The listing below should be copied in full, word for word.

(Stored data entries)
-------
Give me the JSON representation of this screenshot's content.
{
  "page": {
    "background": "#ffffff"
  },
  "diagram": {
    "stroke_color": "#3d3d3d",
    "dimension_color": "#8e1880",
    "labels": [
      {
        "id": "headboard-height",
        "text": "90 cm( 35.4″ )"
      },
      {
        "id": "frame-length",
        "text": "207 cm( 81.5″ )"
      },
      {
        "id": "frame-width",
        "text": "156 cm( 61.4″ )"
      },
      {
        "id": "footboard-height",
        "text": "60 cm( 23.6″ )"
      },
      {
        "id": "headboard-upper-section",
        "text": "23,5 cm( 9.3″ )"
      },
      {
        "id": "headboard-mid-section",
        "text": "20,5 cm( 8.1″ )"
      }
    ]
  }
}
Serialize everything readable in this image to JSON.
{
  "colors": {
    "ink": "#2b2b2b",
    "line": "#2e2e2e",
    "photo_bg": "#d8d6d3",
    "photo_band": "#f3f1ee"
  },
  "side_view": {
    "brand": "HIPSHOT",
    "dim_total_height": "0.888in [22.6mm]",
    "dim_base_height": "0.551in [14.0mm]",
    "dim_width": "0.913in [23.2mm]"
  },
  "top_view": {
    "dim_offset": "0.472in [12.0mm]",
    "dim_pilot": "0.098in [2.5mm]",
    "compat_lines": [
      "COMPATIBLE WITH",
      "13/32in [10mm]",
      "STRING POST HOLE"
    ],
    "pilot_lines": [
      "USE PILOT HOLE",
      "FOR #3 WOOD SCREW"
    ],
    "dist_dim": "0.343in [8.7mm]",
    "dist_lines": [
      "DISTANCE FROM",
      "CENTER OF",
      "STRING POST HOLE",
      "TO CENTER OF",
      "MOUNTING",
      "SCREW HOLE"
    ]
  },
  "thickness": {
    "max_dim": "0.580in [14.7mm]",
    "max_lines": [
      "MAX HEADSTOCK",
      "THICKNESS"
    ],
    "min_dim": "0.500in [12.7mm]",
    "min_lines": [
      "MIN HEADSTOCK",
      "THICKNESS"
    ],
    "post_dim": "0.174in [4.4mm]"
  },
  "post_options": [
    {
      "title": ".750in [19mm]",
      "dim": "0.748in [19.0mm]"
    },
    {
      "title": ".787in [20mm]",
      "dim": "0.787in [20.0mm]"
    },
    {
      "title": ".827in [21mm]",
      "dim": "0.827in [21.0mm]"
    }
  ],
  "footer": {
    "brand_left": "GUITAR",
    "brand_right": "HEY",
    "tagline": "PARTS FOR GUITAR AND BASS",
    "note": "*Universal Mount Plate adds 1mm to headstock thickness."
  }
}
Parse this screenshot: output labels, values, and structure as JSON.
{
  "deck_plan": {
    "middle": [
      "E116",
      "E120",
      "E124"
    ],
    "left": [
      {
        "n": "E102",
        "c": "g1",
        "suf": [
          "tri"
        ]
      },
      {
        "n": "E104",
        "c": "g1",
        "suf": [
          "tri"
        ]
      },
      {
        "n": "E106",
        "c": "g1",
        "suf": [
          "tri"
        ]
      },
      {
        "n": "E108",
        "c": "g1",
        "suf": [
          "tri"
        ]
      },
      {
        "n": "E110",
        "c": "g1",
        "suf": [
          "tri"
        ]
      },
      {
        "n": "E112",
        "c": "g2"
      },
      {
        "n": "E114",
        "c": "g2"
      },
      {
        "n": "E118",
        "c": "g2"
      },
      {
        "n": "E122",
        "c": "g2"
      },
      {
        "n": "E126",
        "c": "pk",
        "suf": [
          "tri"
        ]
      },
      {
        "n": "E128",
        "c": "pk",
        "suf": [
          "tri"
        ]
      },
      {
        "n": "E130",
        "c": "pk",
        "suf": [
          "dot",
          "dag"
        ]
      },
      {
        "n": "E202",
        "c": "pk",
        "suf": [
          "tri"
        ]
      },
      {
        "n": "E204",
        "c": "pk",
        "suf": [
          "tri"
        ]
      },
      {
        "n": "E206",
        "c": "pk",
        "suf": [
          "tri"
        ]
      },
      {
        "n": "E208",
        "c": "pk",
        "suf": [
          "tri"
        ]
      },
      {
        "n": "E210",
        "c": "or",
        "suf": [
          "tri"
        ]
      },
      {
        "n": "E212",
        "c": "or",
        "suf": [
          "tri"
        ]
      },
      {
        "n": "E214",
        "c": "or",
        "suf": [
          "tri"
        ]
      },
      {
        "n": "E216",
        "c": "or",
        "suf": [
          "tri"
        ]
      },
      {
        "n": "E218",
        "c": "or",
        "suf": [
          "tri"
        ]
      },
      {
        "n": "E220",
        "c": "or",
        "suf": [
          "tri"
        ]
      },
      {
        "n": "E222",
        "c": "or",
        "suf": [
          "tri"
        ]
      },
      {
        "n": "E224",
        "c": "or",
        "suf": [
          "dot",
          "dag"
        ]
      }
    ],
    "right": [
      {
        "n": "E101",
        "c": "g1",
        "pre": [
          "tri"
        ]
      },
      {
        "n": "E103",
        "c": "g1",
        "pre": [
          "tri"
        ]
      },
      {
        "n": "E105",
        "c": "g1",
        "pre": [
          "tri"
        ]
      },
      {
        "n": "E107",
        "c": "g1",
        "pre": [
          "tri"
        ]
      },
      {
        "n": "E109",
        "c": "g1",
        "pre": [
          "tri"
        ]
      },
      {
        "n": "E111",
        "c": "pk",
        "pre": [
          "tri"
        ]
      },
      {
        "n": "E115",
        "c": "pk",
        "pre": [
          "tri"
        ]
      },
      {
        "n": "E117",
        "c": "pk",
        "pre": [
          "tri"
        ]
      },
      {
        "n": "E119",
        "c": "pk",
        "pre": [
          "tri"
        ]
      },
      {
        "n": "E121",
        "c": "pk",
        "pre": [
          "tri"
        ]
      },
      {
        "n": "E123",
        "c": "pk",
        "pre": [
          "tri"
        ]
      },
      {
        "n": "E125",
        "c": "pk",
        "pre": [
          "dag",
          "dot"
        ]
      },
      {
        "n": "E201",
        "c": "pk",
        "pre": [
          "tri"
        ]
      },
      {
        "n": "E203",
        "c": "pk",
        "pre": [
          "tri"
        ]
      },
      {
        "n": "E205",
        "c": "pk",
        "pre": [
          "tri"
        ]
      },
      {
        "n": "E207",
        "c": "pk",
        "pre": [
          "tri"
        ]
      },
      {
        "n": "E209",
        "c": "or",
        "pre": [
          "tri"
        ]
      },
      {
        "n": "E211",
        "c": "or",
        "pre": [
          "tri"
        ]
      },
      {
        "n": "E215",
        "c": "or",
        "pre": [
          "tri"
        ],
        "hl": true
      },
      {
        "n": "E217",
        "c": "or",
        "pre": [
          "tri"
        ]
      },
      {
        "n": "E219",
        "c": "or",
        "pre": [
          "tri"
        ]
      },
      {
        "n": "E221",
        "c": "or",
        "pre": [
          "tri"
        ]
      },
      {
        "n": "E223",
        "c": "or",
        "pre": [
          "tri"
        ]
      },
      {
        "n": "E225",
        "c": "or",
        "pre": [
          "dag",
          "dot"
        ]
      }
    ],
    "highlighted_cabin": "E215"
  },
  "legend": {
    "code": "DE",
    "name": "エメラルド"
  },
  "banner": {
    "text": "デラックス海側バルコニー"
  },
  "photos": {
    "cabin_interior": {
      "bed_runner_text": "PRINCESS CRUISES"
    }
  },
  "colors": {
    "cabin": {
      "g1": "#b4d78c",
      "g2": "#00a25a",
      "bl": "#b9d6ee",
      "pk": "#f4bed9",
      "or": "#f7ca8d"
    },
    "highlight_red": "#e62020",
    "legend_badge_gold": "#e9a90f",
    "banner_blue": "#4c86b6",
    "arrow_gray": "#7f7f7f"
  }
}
-------
◆ **Written answer**:
Give me the JSON representation of this screenshot's content.
{
  "page": {
    "background": "#ffffff"
  },
  "diagram": {
    "stroke_color": "#3d3d3d",
    "dimension_color": "#8e1880",
    "labels": [
      {
        "id": "headboard-height",
        "text": "90 cm( 35.4″ )"
      },
      {
        "id": "frame-length",
        "text": "207 cm( 81.5″ )"
      },
      {
        "id": "frame-width",
        "text": "156 cm( 61.4″ )"
      },
      {
        "id": "footboard-height",
        "text": "60 cm( 23.6″ )"
      },
      {
        "id": "headboard-upper-section",
        "text": "23,5 cm( 9.3″ )"
      },
      {
        "id": "headboard-mid-section",
        "text": "20,5 cm( 8.1″ )"
      }
    ]
  }
}
Serialize everything readable in this image to JSON.
{
  "colors": {
    "ink": "#2b2b2b",
    "line": "#2e2e2e",
    "photo_bg": "#d8d6d3",
    "photo_band": "#f3f1ee"
  },
  "side_view": {
    "brand": "HIPSHOT",
    "dim_total_height": "0.888in [22.6mm]",
    "dim_base_height": "0.551in [14.0mm]",
    "dim_width": "0.913in [23.2mm]"
  },
  "top_view": {
    "dim_offset": "0.472in [12.0mm]",
    "dim_pilot": "0.098in [2.5mm]",
    "compat_lines": [
      "COMPATIBLE WITH",
      "13/32in [10mm]",
      "STRING POST HOLE"
    ],
    "pilot_lines": [
      "USE PILOT HOLE",
      "FOR #3 WOOD SCREW"
    ],
    "dist_dim": "0.343in [8.7mm]",
    "dist_lines": [
      "DISTANCE FROM",
      "CENTER OF",
      "STRING POST HOLE",
      "TO CENTER OF",
      "MOUNTING",
      "SCREW HOLE"
    ]
  },
  "thickness": {
    "max_dim": "0.580in [14.7mm]",
    "max_lines": [
      "MAX HEADSTOCK",
      "THICKNESS"
    ],
    "min_dim": "0.500in [12.7mm]",
    "min_lines": [
      "MIN HEADSTOCK",
      "THICKNESS"
    ],
    "post_dim": "0.174in [4.4mm]"
  },
  "post_options": [
    {
      "title": ".750in [19mm]",
      "dim": "0.748in [19.0mm]"
    },
    {
      "title": ".787in [20mm]",
      "dim": "0.787in [20.0mm]"
    },
    {
      "title": ".827in [21mm]",
      "dim": "0.827in [21.0mm]"
    }
  ],
  "footer": {
    "brand_left": "GUITAR",
    "brand_right": "HEY",
    "tagline": "PARTS FOR GUITAR AND BASS",
    "note": "*Universal Mount Plate adds 1mm to headstock thickness."
  }
}
Parse this screenshot: output labels, values, and structure as JSON.
{
  "deck_plan": {
    "middle": [
      "E116",
      "E120",
      "E124"
    ],
    "left": [
      {
        "n": "E102",
        "c": "g1",
        "suf": [
          "tri"
        ]
      },
      {
        "n": "E104",
        "c": "g1",
        "suf": [
          "tri"
        ]
      },
      {
        "n": "E106",
        "c": "g1",
        "suf": [
          "tri"
        ]
      },
      {
        "n": "E108",
        "c": "g1",
        "suf": [
          "tri"
        ]
      },
      {
        "n": "E110",
        "c": "g1",
        "suf": [
          "tri"
        ]
      },
      {
        "n": "E112",
        "c": "g2"
      },
      {
        "n": "E114",
        "c": "g2"
      },
      {
        "n": "E118",
        "c": "g2"
      },
      {
        "n": "E122",
        "c": "g2"
      },
      {
        "n": "E126",
        "c": "pk",
        "suf": [
          "tri"
        ]
      },
      {
        "n": "E128",
        "c": "pk",
        "suf": [
          "tri"
        ]
      },
      {
        "n": "E130",
        "c": "pk",
        "suf": [
          "dot",
          "dag"
        ]
      },
      {
        "n": "E202",
        "c": "pk",
        "suf": [
          "tri"
        ]
      },
      {
        "n": "E204",
        "c": "pk",
        "suf": [
          "tri"
        ]
      },
      {
        "n": "E206",
        "c": "pk",
        "suf": [
          "tri"
        ]
      },
      {
        "n": "E208",
        "c": "pk",
        "suf": [
          "tri"
        ]
      },
      {
        "n": "E210",
        "c": "or",
        "suf": [
          "tri"
        ]
      },
      {
        "n": "E212",
        "c": "or",
        "suf": [
          "tri"
        ]
      },
      {
        "n": "E214",
        "c": "or",
        "suf": [
          "tri"
        ]
      },
      {
        "n": "E216",
        "c": "or",
        "suf": [
          "tri"
        ]
      },
      {
        "n": "E218",
        "c": "or",
        "suf": [
          "tri"
        ]
      },
      {
        "n": "E220",
        "c": "or",
        "suf": [
          "tri"
        ]
      },
      {
        "n": "E222",
        "c": "or",
        "suf": [
          "tri"
        ]
      },
      {
        "n": "E224",
        "c": "or",
        "suf": [
          "dot",
          "dag"
        ]
      }
    ],
    "right": [
      {
        "n": "E101",
        "c": "g1",
        "pre": [
          "tri"
        ]
      },
      {
        "n": "E103",
        "c": "g1",
        "pre": [
          "tri"
        ]
      },
      {
        "n": "E105",
        "c": "g1",
        "pre": [
          "tri"
        ]
      },
      {
        "n": "E107",
        "c": "g1",
        "pre": [
          "tri"
        ]
      },
      {
        "n": "E109",
        "c": "g1",
        "pre": [
          "tri"
        ]
      },
      {
        "n": "E111",
        "c": "pk",
        "pre": [
          "tri"
        ]
      },
      {
        "n": "E115",
        "c": "pk",
        "pre": [
          "tri"
        ]
      },
      {
        "n": "E117",
        "c": "pk",
        "pre": [
          "tri"
        ]
      },
      {
        "n": "E119",
        "c": "pk",
        "pre": [
          "tri"
        ]
      },
      {
        "n": "E121",
        "c": "pk",
        "pre": [
          "tri"
        ]
      },
      {
        "n": "E123",
        "c": "pk",
        "pre": [
          "tri"
        ]
      },
      {
        "n": "E125",
        "c": "pk",
        "pre": [
          "dag",
          "dot"
        ]
      },
      {
        "n": "E201",
        "c": "pk",
        "pre": [
          "tri"
        ]
      },
      {
        "n": "E203",
        "c": "pk",
        "pre": [
          "tri"
        ]
      },
      {
        "n": "E205",
        "c": "pk",
        "pre": [
          "tri"
        ]
      },
      {
        "n": "E207",
        "c": "pk",
        "pre": [
          "tri"
        ]
      },
      {
        "n": "E209",
        "c": "or",
        "pre": [
          "tri"
        ]
      },
      {
        "n": "E211",
        "c": "or",
        "pre": [
          "tri"
        ]
      },
      {
        "n": "E215",
        "c": "or",
        "pre": [
          "tri"
        ],
        "hl": true
      },
      {
        "n": "E217",
        "c": "or",
        "pre": [
          "tri"
        ]
      },
      {
        "n": "E219",
        "c": "or",
        "pre": [
          "tri"
        ]
      },
      {
        "n": "E221",
        "c": "or",
        "pre": [
          "tri"
        ]
      },
      {
        "n": "E223",
        "c": "or",
        "pre": [
          "tri"
        ]
      },
      {
        "n": "E225",
        "c": "or",
        "pre": [
          "dag",
          "dot"
        ]
      }
    ],
    "highlighted_cabin": "E215"
  },
  "legend": {
    "code": "DE",
    "name": "エメラルド"
  },
  "banner": {
    "text": "デラックス海側バルコニー"
  },
  "photos": {
    "cabin_interior": {
      "bed_runner_text": "PRINCESS CRUISES"
    }
  },
  "colors": {
    "cabin": {
      "g1": "#b4d78c",
      "g2": "#00a25a",
      "bl": "#b9d6ee",
      "pk": "#f4bed9",
      "or": "#f7ca8d"
    },
    "highlight_red": "#e62020",
    "legend_badge_gold": "#e9a90f",
    "banner_blue": "#4c86b6",
    "arrow_gray": "#7f7f7f"
  }
}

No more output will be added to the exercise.